:: Task statement ::
Each line should be copied exactly.

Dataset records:
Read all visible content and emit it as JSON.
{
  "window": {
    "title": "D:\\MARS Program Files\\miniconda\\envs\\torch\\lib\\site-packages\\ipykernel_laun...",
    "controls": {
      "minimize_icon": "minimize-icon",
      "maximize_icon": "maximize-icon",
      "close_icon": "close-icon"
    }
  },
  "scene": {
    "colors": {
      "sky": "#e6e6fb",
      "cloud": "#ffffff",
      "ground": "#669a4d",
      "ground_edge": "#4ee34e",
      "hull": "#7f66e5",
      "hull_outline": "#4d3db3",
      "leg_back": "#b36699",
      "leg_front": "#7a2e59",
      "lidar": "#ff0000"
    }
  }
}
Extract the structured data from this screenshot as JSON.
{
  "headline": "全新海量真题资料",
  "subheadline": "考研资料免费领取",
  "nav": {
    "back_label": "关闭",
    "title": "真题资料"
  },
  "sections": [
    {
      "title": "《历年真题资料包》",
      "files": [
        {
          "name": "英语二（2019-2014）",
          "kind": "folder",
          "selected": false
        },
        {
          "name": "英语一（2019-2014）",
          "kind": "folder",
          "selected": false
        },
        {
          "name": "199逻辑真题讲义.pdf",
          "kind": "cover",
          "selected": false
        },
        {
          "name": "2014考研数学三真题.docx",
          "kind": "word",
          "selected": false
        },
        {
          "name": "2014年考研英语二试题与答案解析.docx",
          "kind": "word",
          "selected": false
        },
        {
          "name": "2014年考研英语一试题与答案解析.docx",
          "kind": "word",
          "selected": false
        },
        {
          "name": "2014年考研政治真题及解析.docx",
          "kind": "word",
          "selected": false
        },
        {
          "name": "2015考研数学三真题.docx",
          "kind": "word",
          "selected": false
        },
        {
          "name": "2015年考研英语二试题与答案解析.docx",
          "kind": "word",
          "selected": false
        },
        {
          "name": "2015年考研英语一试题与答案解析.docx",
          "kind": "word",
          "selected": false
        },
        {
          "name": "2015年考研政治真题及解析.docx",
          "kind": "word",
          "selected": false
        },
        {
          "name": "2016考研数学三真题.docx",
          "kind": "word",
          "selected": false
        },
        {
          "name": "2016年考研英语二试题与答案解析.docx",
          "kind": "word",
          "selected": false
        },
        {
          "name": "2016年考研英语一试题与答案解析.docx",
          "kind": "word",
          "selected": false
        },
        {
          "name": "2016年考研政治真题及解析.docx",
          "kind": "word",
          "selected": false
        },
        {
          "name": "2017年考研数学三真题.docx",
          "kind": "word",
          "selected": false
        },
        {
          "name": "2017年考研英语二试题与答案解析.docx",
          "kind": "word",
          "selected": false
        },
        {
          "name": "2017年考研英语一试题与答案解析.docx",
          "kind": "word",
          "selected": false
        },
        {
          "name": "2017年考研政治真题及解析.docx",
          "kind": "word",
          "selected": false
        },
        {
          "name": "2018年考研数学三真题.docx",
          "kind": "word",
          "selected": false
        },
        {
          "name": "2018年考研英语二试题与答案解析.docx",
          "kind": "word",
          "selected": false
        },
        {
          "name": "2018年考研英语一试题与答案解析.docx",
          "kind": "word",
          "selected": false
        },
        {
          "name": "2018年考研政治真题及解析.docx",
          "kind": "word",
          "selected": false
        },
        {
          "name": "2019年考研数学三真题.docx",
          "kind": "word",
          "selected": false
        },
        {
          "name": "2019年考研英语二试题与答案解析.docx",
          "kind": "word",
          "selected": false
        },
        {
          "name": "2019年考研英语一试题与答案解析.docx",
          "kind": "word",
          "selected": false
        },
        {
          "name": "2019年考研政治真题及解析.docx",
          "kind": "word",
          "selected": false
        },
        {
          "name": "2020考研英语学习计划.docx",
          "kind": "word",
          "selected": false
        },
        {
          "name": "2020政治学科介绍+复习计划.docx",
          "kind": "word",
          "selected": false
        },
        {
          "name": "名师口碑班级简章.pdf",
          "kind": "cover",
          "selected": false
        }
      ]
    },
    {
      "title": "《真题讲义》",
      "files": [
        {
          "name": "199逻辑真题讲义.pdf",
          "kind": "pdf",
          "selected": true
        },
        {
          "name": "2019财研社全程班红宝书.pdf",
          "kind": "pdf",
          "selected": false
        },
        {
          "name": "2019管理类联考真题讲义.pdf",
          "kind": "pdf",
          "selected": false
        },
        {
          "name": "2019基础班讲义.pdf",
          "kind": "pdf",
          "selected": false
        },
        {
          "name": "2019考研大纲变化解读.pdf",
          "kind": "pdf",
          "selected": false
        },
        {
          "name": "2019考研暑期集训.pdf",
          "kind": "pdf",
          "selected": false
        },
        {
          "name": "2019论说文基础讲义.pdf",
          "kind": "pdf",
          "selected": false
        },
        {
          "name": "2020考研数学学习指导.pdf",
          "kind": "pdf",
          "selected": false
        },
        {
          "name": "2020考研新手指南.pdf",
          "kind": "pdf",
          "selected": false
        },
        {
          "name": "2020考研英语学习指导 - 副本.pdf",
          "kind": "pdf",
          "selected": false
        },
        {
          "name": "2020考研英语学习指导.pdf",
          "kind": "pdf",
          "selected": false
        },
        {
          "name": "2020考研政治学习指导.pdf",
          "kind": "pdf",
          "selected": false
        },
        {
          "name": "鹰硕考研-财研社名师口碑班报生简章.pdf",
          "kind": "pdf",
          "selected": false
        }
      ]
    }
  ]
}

:: Answer to this exercise ::
Read all visible content and emit it as JSON.
{
  "window": {
    "title": "D:\\MARS Program Files\\miniconda\\envs\\torch\\lib\\site-packages\\ipykernel_laun...",
    "controls": {
      "minimize_icon": "minimize-icon",
      "maximize_icon": "maximize-icon",
      "close_icon": "close-icon"
    }
  },
  "scene": {
    "colors": {
      "sky": "#e6e6fb",
      "cloud": "#ffffff",
      "ground": "#669a4d",
      "ground_edge": "#4ee34e",
      "hull": "#7f66e5",
      "hull_outline": "#4d3db3",
      "leg_back": "#b36699",
      "leg_front": "#7a2e59",
      "lidar": "#ff0000"
    }
  }
}
Extract the structured data from this screenshot as JSON.
{
  "headline": "全新海量真题资料",
  "subheadline": "考研资料免费领取",
  "nav": {
    "back_label": "关闭",
    "title": "真题资料"
  },
  "sections": [
    {
      "title": "《历年真题资料包》",
      "files": [
        {
          "name": "英语二（2019-2014）",
          "kind": "folder",
          "selected": false
        },
        {
          "name": "英语一（2019-2014）",
          "kind": "folder",
          "selected": false
        },
        {
          "name": "199逻辑真题讲义.pdf",
          "kind": "cover",
          "selected": false
        },
        {
          "name": "2014考研数学三真题.docx",
          "kind": "word",
          "selected": false
        },
        {
          "name": "2014年考研英语二试题与答案解析.docx",
          "kind": "word",
          "selected": false
        },
        {
          "name": "2014年考研英语一试题与答案解析.docx",
          "kind": "word",
          "selected": false
        },
        {
          "name": "2014年考研政治真题及解析.docx",
          "kind": "word",
          "selected": false
        },
        {
          "name": "2015考研数学三真题.docx",
          "kind": "word",
          "selected": false
        },
        {
          "name": "2015年考研英语二试题与答案解析.docx",
          "kind": "word",
          "selected": false
        },
        {
          "name": "2015年考研英语一试题与答案解析.docx",
          "kind": "word",
          "selected": false
        },
        {
          "name": "2015年考研政治真题及解析.docx",
          "kind": "word",
          "selected": false
        },
        {
          "name": "2016考研数学三真题.docx",
          "kind": "word",
          "selected": false
        },
        {
          "name": "2016年考研英语二试题与答案解析.docx",
          "kind": "word",
          "selected": false
        },
        {
          "name": "2016年考研英语一试题与答案解析.docx",
          "kind": "word",
          "selected": false
        },
        {
          "name": "2016年考研政治真题及解析.docx",
          "kind": "word",
          "selected": false
        },
        {
          "name": "2017年考研数学三真题.docx",
          "kind": "word",
          "selected": false
        },
        {
          "name": "2017年考研英语二试题与答案解析.docx",
          "kind": "word",
          "selected": false
        },
        {
          "name": "2017年考研英语一试题与答案解析.docx",
          "kind": "word",
          "selected": false
        },
        {
          "name": "2017年考研政治真题及解析.docx",
          "kind": "word",
          "selected": false
        },
        {
          "name": "2018年考研数学三真题.docx",
          "kind": "word",
          "selected": false
        },
        {
          "name": "2018年考研英语二试题与答案解析.docx",
          "kind": "word",
          "selected": false
        },
        {
          "name": "2018年考研英语一试题与答案解析.docx",
          "kind": "word",
          "selected": false
        },
        {
          "name": "2018年考研政治真题及解析.docx",
          "kind": "word",
          "selected": false
        },
        {
          "name": "2019年考研数学三真题.docx",
          "kind": "word",
          "selected": false
        },
        {
          "name": "2019年考研英语二试题与答案解析.docx",
          "kind": "word",
          "selected": false
        },
        {
          "name": "2019年考研英语一试题与答案解析.docx",
          "kind": "word",
          "selected": false
        },
        {
          "name": "2019年考研政治真题及解析.docx",
          "kind": "word",
          "selected": false
        },
        {
          "name": "2020考研英语学习计划.docx",
          "kind": "word",
          "selected": false
        },
        {
          "name": "2020政治学科介绍+复习计划.docx",
          "kind": "word",
          "selected": false
        },
        {
          "name": "名师口碑班级简章.pdf",
          "kind": "cover",
          "selected": false
        }
      ]
    },
    {
      "title": "《真题讲义》",
      "files": [
        {
          "name": "199逻辑真题讲义.pdf",
          "kind": "pdf",
          "selected": true
        },
        {
          "name": "2019财研社全程班红宝书.pdf",
          "kind": "pdf",
          "selected": false
        },
        {
          "name": "2019管理类联考真题讲义.pdf",
          "kind": "pdf",
          "selected": false
        },
        {
          "name": "2019基础班讲义.pdf",
          "kind": "pdf",
          "selected": false
        },
        {
          "name": "2019考研大纲变化解读.pdf",
          "kind": "pdf",
          "selected": false
        },
        {
          "name": "2019考研暑期集训.pdf",
          "kind": "pdf",
          "selected": false
        },
        {
          "name": "2019论说文基础讲义.pdf",
          "kind": "pdf",
          "selected": false
        },
        {
          "name": "2020考研数学学习指导.pdf",
          "kind": "pdf",
          "selected": false
        },
        {
          "name": "2020考研新手指南.pdf",
          "kind": "pdf",
          "selected": false
        },
        {
          "name": "2020考研英语学习指导 - 副本.pdf",
          "kind": "pdf",
          "selected": false
        },
        {
          "name": "2020考研英语学习指导.pdf",
          "kind": "pdf",
          "selected": false
        },
        {
          "name": "2020考研政治学习指导.pdf",
          "kind": "pdf",
          "selected": false
        },
        {
          "name": "鹰硕考研-财研社名师口碑班报生简章.pdf",
          "kind": "pdf",
          "selected": false
        }
      ]
    }
  ]
}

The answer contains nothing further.